■ Given records ■
....

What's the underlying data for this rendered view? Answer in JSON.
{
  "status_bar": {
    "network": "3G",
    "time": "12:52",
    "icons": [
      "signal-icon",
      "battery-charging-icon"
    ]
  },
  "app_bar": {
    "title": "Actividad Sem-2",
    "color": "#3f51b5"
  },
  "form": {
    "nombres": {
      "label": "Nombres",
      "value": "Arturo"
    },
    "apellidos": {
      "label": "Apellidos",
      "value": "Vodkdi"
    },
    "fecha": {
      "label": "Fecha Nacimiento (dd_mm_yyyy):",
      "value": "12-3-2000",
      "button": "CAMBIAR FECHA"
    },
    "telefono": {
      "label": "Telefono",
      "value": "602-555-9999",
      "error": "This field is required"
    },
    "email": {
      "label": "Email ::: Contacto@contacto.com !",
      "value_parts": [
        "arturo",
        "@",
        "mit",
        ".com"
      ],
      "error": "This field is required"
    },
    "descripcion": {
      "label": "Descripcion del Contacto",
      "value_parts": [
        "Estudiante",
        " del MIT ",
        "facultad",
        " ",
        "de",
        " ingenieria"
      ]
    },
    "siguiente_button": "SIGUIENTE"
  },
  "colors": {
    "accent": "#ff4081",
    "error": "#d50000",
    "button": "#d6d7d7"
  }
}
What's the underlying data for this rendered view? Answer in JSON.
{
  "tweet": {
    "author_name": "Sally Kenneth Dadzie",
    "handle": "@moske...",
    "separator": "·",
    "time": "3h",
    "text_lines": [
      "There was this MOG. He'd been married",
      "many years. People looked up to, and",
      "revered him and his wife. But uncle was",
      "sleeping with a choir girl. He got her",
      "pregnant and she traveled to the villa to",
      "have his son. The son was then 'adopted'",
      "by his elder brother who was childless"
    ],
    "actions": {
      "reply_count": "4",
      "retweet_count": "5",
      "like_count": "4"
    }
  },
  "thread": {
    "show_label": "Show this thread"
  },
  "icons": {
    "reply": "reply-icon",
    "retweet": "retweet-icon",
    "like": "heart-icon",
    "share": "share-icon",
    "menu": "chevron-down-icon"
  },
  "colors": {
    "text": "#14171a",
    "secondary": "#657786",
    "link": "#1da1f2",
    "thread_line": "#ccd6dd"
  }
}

....

■ Exercise prompt ■
Copy each line from the data above that includes "Contacto".

■ Written answer ■
      "label": "Email ::: Contacto@contacto.com !",
      "label": "Descripcion del Contacto",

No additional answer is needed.